• **TASK BRIEF**
Go through the data below and copy it exactly, skipping every picture.

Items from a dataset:
────────────────

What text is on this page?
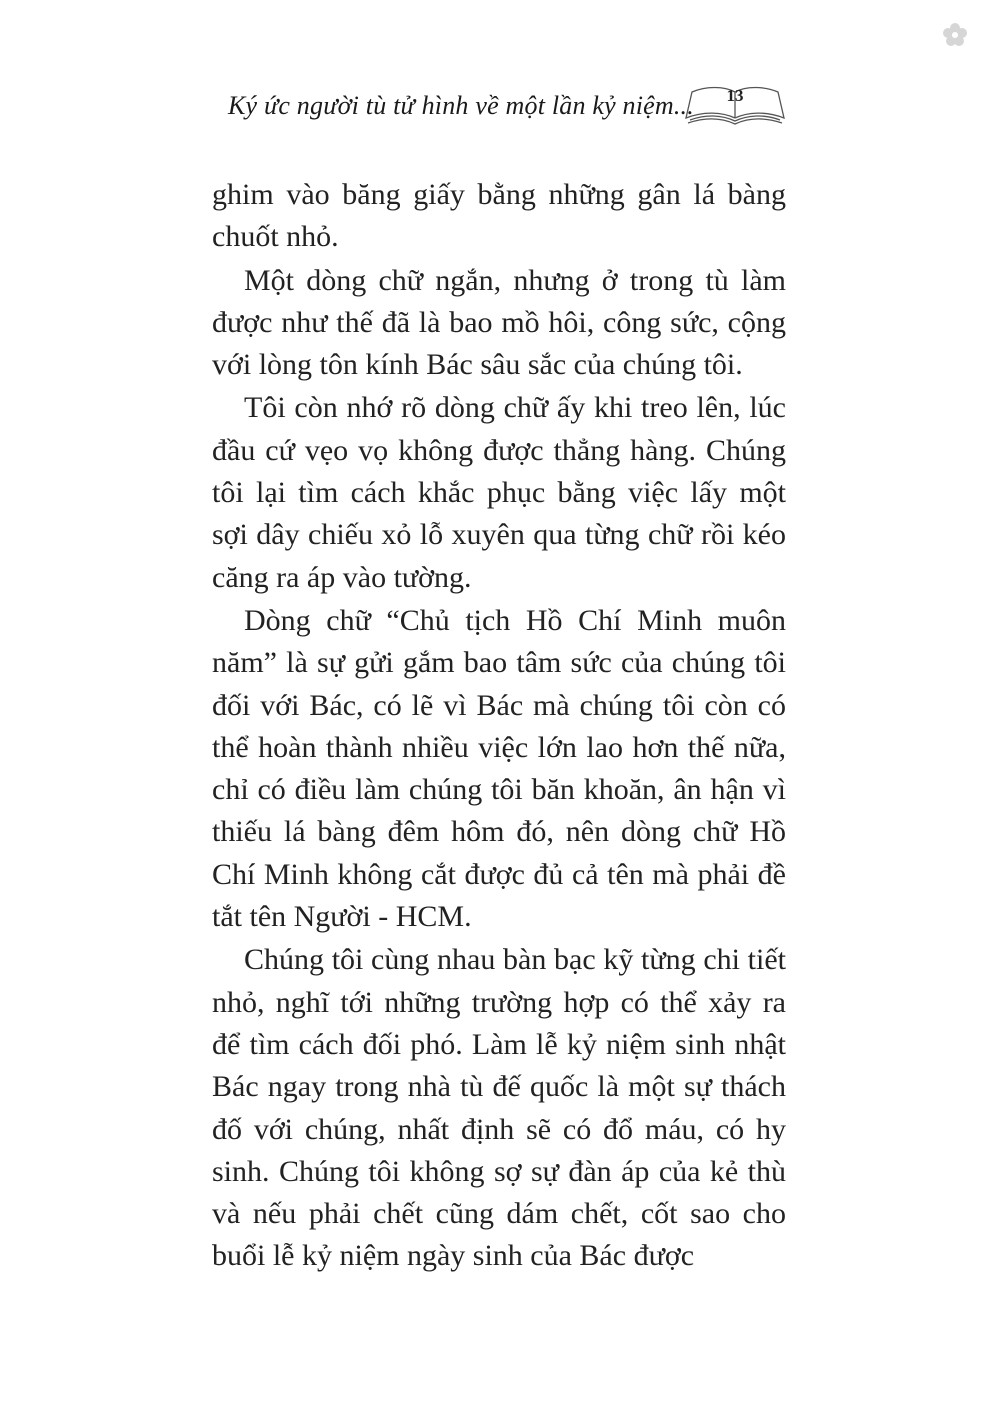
Ký ức người tù tử hình về một lần kỷ niệm...	13

ghim vào băng giấy bằng những gân lá bàng chuốt nhỏ.

Một dòng chữ ngắn, nhưng ở trong tù làm được như thế đã là bao mồ hôi, công sức, cộng với lòng tôn kính Bác sâu sắc của chúng tôi.

Tôi còn nhớ rõ dòng chữ ấy khi treo lên, lúc đầu cứ vẹo vọ không được thẳng hàng. Chúng tôi lại tìm cách khắc phục bằng việc lấy một sợi dây chiếu xỏ lỗ xuyên qua từng chữ rồi kéo căng ra áp vào tường.

Dòng chữ “Chủ tịch Hồ Chí Minh muôn năm” là sự gửi gắm bao tâm sức của chúng tôi đối với Bác, có lẽ vì Bác mà chúng tôi còn có thể hoàn thành nhiều việc lớn lao hơn thế nữa, chỉ có điều làm chúng tôi băn khoăn, ân hận vì thiếu lá bàng đêm hôm đó, nên dòng chữ Hồ Chí Minh không cắt được đủ cả tên mà phải đề tắt tên Người - HCM.

Chúng tôi cùng nhau bàn bạc kỹ từng chi tiết nhỏ, nghĩ tới những trường hợp có thể xảy ra để tìm cách đối phó. Làm lễ kỷ niệm sinh nhật Bác ngay trong nhà tù đế quốc là một sự thách đố với chúng, nhất định sẽ có đổ máu, có hy sinh. Chúng tôi không sợ sự đàn áp của kẻ thù và nếu phải chết cũng dám chết, cốt sao cho buổi lễ kỷ niệm ngày sinh của Bác được
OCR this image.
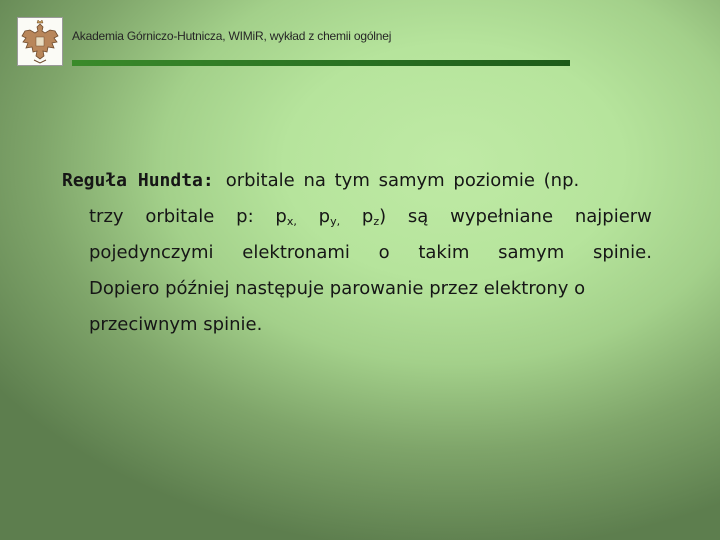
Akademia Górniczo-Hutnicza, WIMiR, wykład z chemii ogólnej
Reguła Hundta: orbitale na tym samym poziomie (np.
trzy orbitale p: $p_{x,}$ $p_{y,}$ $p_z$) są wypełniane najpierw
pojedynczymi elektronami o takim samym spinie.
Dopiero później następuje parowanie przez elektrony o
przeciwnym spinie.
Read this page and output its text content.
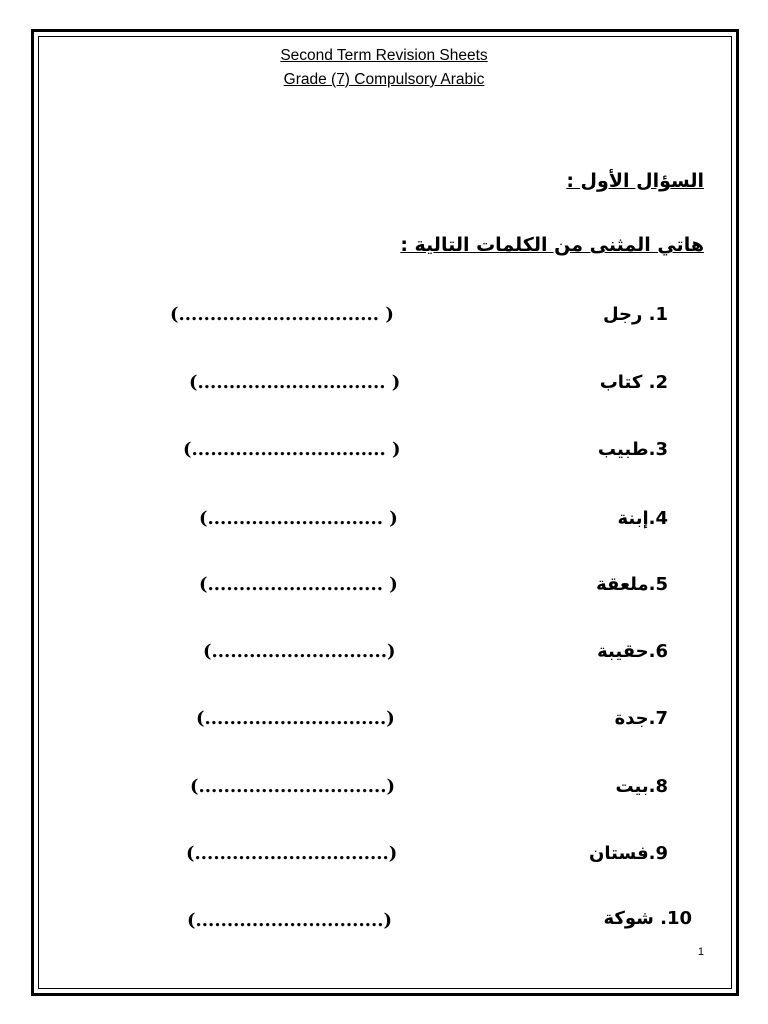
Second Term Revision Sheets
Grade (7) Compulsory Arabic
السؤال الأول :
هاتي المثنى من الكلمات التالية :
1. رجل
(................................ )
2. كتاب
(.............................. )
3.طبيب
(............................... )
4.إبنة
(............................ )
5.ملعقة
(............................ )
6.حقيبة
(............................)
7.جدة
(.............................)
8.بيت
(..............................)
9.فستان
(...............................)
10. شوكة
(..............................)
1
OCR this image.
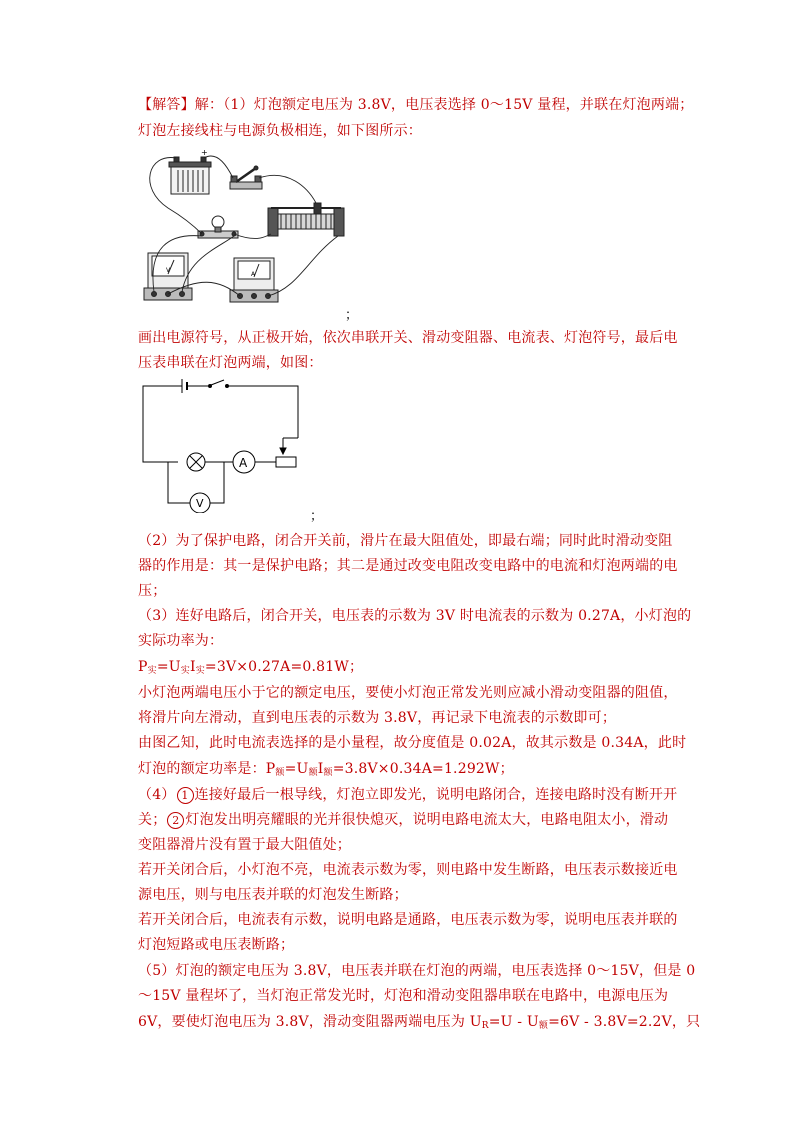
【解答】解：（1）灯泡额定电压为 3.8V，电压表选择 0～15V 量程，并联在灯泡两端；
灯泡左接线柱与电源负极相连，如下图所示：
+
V
A
；
画出电源符号，从正极开始，依次串联开关、滑动变阻器、电流表、灯泡符号，最后电
压表串联在灯泡两端，如图：
A
V
；
（2）为了保护电路，闭合开关前，滑片在最大阻值处，即最右端；同时此时滑动变阻
器的作用是：其一是保护电路；其二是通过改变电阻改变电路中的电流和灯泡两端的电
压；
（3）连好电路后，闭合开关，电压表的示数为 3V 时电流表的示数为 0.27A，小灯泡的
实际功率为：
$P_实=U_实I_实=3V\times 0.27A=0.81W$；
小灯泡两端电压小于它的额定电压，要使小灯泡正常发光则应减小滑动变阻器的阻值，
将滑片向左滑动，直到电压表的示数为 3.8V，再记录下电流表的示数即可；
由图乙知，此时电流表选择的是小量程，故分度值是 0.02A，故其示数是 0.34A，此时
灯泡的额定功率是：$P_额=U_额I_额=3.8V\times 0.34A=1.292W$；
（4） 1 连接好最后一根导线，灯泡立即发光，说明电路闭合，连接电路时没有断开开
关； 2 灯泡发出明亮耀眼的光并很快熄灭，说明电路电流太大，电路电阻太小，滑动
变阻器滑片没有置于最大阻值处；
若开关闭合后，小灯泡不亮，电流表示数为零，则电路中发生断路，电压表示数接近电
源电压，则与电压表并联的灯泡发生断路；
若开关闭合后，电流表有示数，说明电路是通路，电压表示数为零，说明电压表并联的
灯泡短路或电压表断路；
（5）灯泡的额定电压为 3.8V，电压表并联在灯泡的两端，电压表选择 0～15V，但是 0
～15V 量程坏了，当灯泡正常发光时，灯泡和滑动变阻器串联在电路中，电源电压为
6V，要使灯泡电压为 3.8V，滑动变阻器两端电压为 $U_R=U - U_额=6V - 3.8V=2.2V$，只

────────────────

• **REPLY**
What text is on this page?
Ký ức người tù tử hình về một lần kỷ niệm...	13

ghim vào băng giấy bằng những gân lá bàng chuốt nhỏ.

Một dòng chữ ngắn, nhưng ở trong tù làm được như thế đã là bao mồ hôi, công sức, cộng với lòng tôn kính Bác sâu sắc của chúng tôi.

Tôi còn nhớ rõ dòng chữ ấy khi treo lên, lúc đầu cứ vẹo vọ không được thẳng hàng. Chúng tôi lại tìm cách khắc phục bằng việc lấy một sợi dây chiếu xỏ lỗ xuyên qua từng chữ rồi kéo căng ra áp vào tường.

Dòng chữ “Chủ tịch Hồ Chí Minh muôn năm” là sự gửi gắm bao tâm sức của chúng tôi đối với Bác, có lẽ vì Bác mà chúng tôi còn có thể hoàn thành nhiều việc lớn lao hơn thế nữa, chỉ có điều làm chúng tôi băn khoăn, ân hận vì thiếu lá bàng đêm hôm đó, nên dòng chữ Hồ Chí Minh không cắt được đủ cả tên mà phải đề tắt tên Người - HCM.

Chúng tôi cùng nhau bàn bạc kỹ từng chi tiết nhỏ, nghĩ tới những trường hợp có thể xảy ra để tìm cách đối phó. Làm lễ kỷ niệm sinh nhật Bác ngay trong nhà tù đế quốc là một sự thách đố với chúng, nhất định sẽ có đổ máu, có hy sinh. Chúng tôi không sợ sự đàn áp của kẻ thù và nếu phải chết cũng dám chết, cốt sao cho buổi lễ kỷ niệm ngày sinh của Bác được
OCR this image.
Akademia Górniczo-Hutnicza, WIMiR, wykład z chemii ogólnej
Reguła Hundta: orbitale na tym samym poziomie (np.
trzy orbitale p: $p_{x,}$ $p_{y,}$ $p_z$) są wypełniane najpierw
pojedynczymi elektronami o takim samym spinie.
Dopiero później następuje parowanie przez elektrony o
przeciwnym spinie.
Read this page and output its text content.
Second Term Revision Sheets
Grade (7) Compulsory Arabic
السؤال الأول :
هاتي المثنى من الكلمات التالية :
1. رجل
(................................ )
2. كتاب
(.............................. )
3.طبيب
(............................... )
4.إبنة
(............................ )
5.ملعقة
(............................ )
6.حقيبة
(............................)
7.جدة
(.............................)
8.بيت
(..............................)
9.فستان
(...............................)
10. شوكة
(..............................)
1
OCR this image.
【解答】解：（1）灯泡额定电压为 3.8V，电压表选择 0～15V 量程，并联在灯泡两端；
灯泡左接线柱与电源负极相连，如下图所示：
+
V
A
；
画出电源符号，从正极开始，依次串联开关、滑动变阻器、电流表、灯泡符号，最后电
压表串联在灯泡两端，如图：
A
V
；
（2）为了保护电路，闭合开关前，滑片在最大阻值处，即最右端；同时此时滑动变阻
器的作用是：其一是保护电路；其二是通过改变电阻改变电路中的电流和灯泡两端的电
压；
（3）连好电路后，闭合开关，电压表的示数为 3V 时电流表的示数为 0.27A，小灯泡的
实际功率为：
$P_实=U_实I_实=3V\times 0.27A=0.81W$；
小灯泡两端电压小于它的额定电压，要使小灯泡正常发光则应减小滑动变阻器的阻值，
将滑片向左滑动，直到电压表的示数为 3.8V，再记录下电流表的示数即可；
由图乙知，此时电流表选择的是小量程，故分度值是 0.02A，故其示数是 0.34A，此时
灯泡的额定功率是：$P_额=U_额I_额=3.8V\times 0.34A=1.292W$；
（4） 1 连接好最后一根导线，灯泡立即发光，说明电路闭合，连接电路时没有断开开
关； 2 灯泡发出明亮耀眼的光并很快熄灭，说明电路电流太大，电路电阻太小，滑动
变阻器滑片没有置于最大阻值处；
若开关闭合后，小灯泡不亮，电流表示数为零，则电路中发生断路，电压表示数接近电
源电压，则与电压表并联的灯泡发生断路；
若开关闭合后，电流表有示数，说明电路是通路，电压表示数为零，说明电压表并联的
灯泡短路或电压表断路；
（5）灯泡的额定电压为 3.8V，电压表并联在灯泡的两端，电压表选择 0～15V，但是 0
～15V 量程坏了，当灯泡正常发光时，灯泡和滑动变阻器串联在电路中，电源电压为
6V，要使灯泡电压为 3.8V，滑动变阻器两端电压为 $U_R=U - U_额=6V - 3.8V=2.2V$，只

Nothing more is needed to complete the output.